Work to do
1/ Using the forum thread on the TS-E 90mm lens below, decide whether each statement agrees with it: (a) The first poster mostly shoots with a 100mm f/2.8 macro lens. (b) The first poster has used a tilt-shift lens before. (c) The first poster plans to focus stack and combine images in post. For each statement, answer yes or no and quote the deciding words.
2/ Transcribe the part of the forum thread on the TS-E 90mm lens from the words "## neuroanatomist (Feb" up to and including the words "trying to do.".

··· Passage provided

# TS-E 90mm f/2.8 Tilt-Shift for product photography?



## pdirestajr (Feb 10, 2013)

Hey all,

So I do a lot of small product photography, mostly with a 100mm f/2.8 macro on a 7D and a 5D mkII.

My goal is always to get the largest image in the frame, with the MOST depth of field- I know, this is probably the first thread where someone actually wants more DOF! Lots of bokeh junkies here. Me too 

Anyways, I've been looking into the 90mm TS-E. Anyone here have any experience with it and product photography? I've never used a tilt-shift lens. I know (from research) it actually doesn't give more DOF but you can control it as a "wedge" of focus that is a different angle from the sensor plane. So will it help in getting more of the product in focus? Sometimes even at small apertures, up close, I can't get all of the product in focus.

Sometimes I need to photograph flat items (like a board game), but on an angle. I don't want to focus stack and combine in post- don't have time for that anymore.

Thoughts?


----------



## neuroanatomist (Feb 10, 2013)

The TS-E 90mm is _the_ lens for small product photography. 

See the coin examples here: http://www.northlight-images.co.uk/article_pages/ts-e90_tilt-shift.html which align with what you're trying to do.


----------



## Don Haines (Feb 10, 2013)

······
··· Supplied data

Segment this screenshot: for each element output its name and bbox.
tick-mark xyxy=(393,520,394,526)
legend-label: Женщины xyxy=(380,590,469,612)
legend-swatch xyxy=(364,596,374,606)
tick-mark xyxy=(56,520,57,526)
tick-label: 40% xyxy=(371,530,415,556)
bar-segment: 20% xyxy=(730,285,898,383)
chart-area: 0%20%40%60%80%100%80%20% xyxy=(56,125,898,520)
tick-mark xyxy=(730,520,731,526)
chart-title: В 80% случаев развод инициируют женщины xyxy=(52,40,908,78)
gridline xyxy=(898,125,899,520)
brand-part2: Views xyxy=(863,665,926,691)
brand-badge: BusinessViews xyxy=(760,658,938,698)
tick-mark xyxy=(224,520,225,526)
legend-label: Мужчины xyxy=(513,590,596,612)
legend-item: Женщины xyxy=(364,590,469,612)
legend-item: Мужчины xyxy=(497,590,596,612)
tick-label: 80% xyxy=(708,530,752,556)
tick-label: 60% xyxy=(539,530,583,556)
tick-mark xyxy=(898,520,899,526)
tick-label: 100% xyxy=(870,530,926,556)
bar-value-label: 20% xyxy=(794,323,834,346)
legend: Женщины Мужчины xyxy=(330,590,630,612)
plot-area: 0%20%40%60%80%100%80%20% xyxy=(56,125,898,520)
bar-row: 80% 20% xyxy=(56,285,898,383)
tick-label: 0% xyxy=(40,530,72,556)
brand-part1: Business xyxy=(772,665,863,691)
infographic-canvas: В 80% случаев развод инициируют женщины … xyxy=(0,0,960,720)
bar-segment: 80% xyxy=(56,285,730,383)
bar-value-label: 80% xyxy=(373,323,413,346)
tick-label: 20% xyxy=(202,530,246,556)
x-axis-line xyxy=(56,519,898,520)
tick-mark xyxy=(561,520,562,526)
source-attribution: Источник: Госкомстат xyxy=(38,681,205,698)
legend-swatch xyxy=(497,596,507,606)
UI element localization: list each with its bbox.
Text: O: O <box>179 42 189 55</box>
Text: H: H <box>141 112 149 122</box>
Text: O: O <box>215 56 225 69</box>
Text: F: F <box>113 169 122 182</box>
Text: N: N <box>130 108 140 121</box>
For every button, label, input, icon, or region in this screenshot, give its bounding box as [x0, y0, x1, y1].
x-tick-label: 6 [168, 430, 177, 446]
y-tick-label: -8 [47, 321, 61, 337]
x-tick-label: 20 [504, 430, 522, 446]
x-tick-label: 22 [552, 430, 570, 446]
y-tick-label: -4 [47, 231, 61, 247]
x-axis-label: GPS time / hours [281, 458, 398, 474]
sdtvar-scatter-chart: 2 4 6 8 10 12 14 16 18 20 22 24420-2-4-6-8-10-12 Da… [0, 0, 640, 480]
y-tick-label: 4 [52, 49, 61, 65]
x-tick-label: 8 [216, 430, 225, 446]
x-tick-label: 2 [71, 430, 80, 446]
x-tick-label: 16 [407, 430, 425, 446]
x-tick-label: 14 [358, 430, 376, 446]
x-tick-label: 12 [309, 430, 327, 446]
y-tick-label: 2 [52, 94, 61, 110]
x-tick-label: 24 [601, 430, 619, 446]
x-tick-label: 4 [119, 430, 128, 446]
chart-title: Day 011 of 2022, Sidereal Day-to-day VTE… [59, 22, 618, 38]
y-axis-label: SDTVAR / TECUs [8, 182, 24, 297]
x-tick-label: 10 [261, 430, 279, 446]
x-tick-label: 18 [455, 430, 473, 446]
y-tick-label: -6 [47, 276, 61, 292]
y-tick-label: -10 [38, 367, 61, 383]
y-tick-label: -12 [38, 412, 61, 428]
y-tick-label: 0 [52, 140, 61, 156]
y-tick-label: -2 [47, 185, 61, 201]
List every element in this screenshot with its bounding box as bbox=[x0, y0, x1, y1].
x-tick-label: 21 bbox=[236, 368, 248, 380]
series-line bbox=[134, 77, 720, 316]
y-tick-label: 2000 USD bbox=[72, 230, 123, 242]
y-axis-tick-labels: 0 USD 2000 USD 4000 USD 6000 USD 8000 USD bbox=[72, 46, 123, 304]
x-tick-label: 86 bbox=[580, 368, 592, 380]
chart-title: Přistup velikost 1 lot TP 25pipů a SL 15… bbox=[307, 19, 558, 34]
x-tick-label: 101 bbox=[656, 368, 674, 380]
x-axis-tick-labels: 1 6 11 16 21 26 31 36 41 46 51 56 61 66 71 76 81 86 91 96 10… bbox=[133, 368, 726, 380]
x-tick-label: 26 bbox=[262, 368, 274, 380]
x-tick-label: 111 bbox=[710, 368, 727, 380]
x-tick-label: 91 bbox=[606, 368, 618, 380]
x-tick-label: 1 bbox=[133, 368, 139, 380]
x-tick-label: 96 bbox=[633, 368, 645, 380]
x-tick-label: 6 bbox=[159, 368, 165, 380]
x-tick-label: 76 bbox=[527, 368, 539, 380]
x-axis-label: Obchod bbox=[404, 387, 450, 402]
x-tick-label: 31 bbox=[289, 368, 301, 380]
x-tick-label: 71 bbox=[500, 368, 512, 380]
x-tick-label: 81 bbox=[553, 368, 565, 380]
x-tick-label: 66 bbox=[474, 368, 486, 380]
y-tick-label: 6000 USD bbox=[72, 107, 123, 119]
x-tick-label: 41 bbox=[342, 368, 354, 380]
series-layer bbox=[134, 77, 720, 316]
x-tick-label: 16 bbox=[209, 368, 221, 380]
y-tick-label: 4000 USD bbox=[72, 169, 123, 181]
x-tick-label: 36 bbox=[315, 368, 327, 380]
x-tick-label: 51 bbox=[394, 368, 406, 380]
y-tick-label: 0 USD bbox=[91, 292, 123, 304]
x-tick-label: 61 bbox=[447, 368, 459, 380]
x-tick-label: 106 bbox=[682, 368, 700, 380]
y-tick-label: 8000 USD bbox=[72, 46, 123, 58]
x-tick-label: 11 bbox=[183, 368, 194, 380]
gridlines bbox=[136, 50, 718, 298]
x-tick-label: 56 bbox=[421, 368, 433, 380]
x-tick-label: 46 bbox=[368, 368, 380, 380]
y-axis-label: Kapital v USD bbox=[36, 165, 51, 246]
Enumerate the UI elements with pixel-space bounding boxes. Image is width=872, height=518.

······
··· Supplied data

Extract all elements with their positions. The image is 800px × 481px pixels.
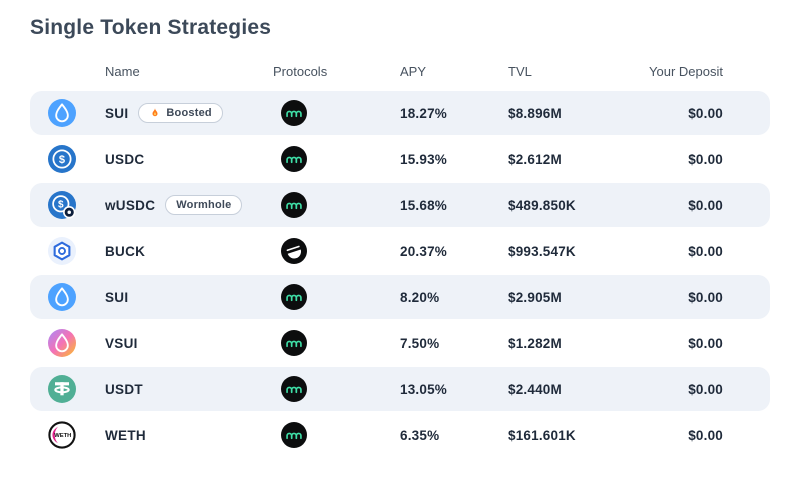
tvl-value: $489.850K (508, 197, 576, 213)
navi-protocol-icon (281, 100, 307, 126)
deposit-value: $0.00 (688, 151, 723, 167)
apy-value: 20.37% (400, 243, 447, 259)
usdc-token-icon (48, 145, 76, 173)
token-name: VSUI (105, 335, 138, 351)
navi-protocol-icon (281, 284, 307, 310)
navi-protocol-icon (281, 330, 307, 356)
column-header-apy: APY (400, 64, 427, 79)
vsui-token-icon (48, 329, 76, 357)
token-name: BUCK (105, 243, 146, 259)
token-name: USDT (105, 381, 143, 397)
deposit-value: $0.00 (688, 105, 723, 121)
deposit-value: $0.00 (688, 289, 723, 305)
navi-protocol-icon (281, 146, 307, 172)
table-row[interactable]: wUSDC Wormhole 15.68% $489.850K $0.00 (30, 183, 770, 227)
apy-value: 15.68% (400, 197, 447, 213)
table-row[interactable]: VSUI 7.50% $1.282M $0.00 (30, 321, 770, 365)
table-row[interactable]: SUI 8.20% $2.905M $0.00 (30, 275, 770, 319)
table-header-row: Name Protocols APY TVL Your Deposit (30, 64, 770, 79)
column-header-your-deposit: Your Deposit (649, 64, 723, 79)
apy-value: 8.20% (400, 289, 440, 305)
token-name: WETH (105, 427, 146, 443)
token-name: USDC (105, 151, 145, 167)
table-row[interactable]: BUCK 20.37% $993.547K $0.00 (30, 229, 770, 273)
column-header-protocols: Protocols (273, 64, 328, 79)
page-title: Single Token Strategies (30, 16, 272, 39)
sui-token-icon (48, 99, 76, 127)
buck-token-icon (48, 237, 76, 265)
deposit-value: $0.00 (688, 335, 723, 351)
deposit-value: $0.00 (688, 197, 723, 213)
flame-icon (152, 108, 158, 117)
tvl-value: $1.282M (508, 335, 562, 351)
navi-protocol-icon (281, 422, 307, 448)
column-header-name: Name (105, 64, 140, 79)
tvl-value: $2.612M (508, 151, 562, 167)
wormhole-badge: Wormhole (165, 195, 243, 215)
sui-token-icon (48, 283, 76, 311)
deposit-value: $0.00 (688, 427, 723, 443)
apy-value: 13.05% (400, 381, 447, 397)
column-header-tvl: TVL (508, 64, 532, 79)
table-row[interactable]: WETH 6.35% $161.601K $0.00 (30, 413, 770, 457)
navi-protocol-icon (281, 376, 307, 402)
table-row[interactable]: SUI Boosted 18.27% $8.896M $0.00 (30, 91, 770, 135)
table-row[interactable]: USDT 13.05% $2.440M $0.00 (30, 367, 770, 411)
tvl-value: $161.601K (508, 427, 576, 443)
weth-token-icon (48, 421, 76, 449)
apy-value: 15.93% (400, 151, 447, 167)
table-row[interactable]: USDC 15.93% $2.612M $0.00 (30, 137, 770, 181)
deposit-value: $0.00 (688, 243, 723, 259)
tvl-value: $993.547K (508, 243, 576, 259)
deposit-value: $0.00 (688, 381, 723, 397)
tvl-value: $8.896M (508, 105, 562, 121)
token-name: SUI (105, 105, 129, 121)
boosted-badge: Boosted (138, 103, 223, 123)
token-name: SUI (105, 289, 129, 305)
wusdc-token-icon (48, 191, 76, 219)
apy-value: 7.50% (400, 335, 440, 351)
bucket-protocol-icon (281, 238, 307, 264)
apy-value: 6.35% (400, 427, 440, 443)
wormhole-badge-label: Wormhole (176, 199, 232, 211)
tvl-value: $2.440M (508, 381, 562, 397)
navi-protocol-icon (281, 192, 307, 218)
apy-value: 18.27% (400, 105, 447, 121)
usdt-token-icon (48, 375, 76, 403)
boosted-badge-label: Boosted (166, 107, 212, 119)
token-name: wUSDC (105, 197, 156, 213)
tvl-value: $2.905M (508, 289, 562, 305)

······
··· Supplied data

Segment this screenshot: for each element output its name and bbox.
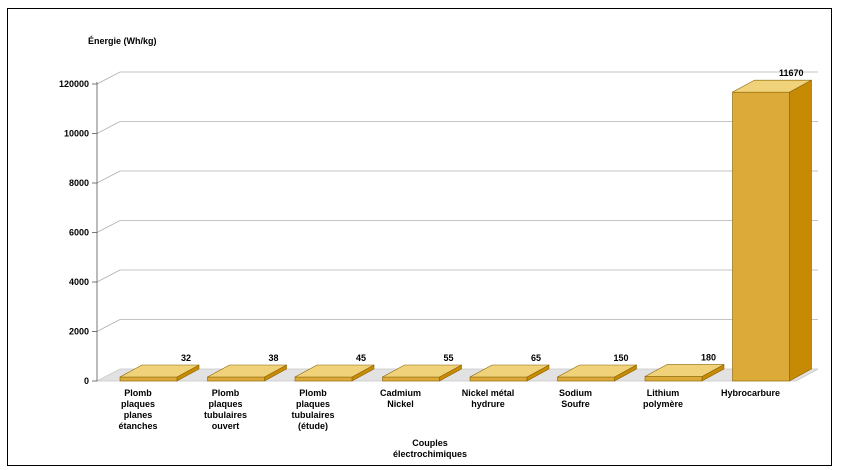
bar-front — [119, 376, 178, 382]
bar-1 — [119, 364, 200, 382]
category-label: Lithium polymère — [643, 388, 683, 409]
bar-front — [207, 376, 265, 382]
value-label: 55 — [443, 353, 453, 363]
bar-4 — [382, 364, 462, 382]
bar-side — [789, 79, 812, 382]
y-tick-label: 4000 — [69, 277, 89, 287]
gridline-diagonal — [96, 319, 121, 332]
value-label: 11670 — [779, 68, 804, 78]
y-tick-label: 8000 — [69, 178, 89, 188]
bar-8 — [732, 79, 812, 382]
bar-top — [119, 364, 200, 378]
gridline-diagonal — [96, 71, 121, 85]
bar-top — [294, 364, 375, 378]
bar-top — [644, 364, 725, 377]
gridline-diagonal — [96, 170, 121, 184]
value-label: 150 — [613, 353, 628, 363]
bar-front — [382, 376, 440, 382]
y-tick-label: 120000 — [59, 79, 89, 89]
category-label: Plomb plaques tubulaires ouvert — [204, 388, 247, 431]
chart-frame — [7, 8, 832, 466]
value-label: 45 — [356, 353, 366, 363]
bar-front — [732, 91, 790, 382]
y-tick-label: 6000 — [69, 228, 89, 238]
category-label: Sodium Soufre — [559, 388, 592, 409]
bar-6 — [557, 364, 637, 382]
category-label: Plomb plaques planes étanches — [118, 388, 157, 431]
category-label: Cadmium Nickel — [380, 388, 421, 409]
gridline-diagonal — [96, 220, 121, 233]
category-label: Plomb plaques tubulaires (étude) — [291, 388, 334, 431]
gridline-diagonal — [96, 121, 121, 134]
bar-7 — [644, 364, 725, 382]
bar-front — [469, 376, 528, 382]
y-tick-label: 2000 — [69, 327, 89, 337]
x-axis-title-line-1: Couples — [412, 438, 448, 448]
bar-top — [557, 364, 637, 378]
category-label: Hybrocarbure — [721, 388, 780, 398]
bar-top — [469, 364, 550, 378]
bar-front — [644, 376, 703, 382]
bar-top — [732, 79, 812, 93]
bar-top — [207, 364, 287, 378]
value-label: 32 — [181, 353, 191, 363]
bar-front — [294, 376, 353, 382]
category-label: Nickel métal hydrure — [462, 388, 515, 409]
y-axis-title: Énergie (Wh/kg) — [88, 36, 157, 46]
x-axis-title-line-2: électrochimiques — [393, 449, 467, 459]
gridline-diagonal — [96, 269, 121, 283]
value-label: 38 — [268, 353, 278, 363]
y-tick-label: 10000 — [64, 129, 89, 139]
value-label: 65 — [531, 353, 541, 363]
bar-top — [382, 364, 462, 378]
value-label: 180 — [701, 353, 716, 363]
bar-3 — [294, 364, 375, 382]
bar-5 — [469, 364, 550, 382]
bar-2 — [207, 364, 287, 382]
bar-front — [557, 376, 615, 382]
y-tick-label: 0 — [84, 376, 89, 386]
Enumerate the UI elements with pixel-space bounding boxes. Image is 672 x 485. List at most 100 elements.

······

Answers to the problems
1/
(a) Yes: "mostly with a 100mm f/2.8 macro on a 7D and a 5D mkII"
(b) No: "I've never used a tilt-shift lens."
(c) No: "I don't want to focus stack and combine in post- don't have time for that anymore."

2/
## neuroanatomist (Feb 10, 2013)

The TS-E 90mm is _the_ lens for small product photography. 

See the coin examples here: http://www.northlight-images.co.uk/article_pages/ts-e90_tilt-shift.html which align with what you're trying to do.